Scan the listing below for the word "même" and state how many lines hold it. Write nothing but the number.

::: DATASET RECORDS :::

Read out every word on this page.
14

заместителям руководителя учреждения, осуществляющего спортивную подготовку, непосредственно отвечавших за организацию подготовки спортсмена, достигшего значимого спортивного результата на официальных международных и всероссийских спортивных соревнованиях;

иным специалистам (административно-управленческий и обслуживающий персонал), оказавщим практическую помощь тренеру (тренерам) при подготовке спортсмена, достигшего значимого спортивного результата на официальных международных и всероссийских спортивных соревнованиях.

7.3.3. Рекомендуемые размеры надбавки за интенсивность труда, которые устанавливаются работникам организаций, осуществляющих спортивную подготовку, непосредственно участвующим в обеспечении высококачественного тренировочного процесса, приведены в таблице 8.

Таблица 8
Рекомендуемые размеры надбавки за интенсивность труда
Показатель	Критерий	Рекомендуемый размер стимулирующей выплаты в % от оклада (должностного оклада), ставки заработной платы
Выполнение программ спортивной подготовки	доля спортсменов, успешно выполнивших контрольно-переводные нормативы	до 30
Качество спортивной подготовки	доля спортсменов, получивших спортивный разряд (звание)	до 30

:::
::: DATASET RECORDS :::

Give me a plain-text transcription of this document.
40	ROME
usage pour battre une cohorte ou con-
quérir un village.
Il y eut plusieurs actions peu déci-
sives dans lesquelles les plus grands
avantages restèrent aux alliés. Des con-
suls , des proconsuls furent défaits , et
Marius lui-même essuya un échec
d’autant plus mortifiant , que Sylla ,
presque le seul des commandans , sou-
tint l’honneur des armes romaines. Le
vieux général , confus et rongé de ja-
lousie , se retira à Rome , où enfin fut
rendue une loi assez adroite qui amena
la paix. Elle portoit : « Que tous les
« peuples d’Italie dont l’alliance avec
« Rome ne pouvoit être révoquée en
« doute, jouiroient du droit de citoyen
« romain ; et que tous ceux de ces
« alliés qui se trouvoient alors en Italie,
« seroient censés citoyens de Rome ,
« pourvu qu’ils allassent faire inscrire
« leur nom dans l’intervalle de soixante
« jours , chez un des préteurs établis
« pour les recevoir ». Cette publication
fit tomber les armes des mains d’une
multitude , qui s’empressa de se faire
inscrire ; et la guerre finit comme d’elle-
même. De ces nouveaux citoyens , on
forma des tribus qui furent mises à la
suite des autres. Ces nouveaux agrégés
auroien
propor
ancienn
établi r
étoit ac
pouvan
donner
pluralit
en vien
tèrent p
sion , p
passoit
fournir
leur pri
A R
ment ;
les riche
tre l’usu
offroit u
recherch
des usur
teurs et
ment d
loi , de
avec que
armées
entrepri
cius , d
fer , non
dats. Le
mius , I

:::

* **SOLUTION TO THE PROBLEM**
2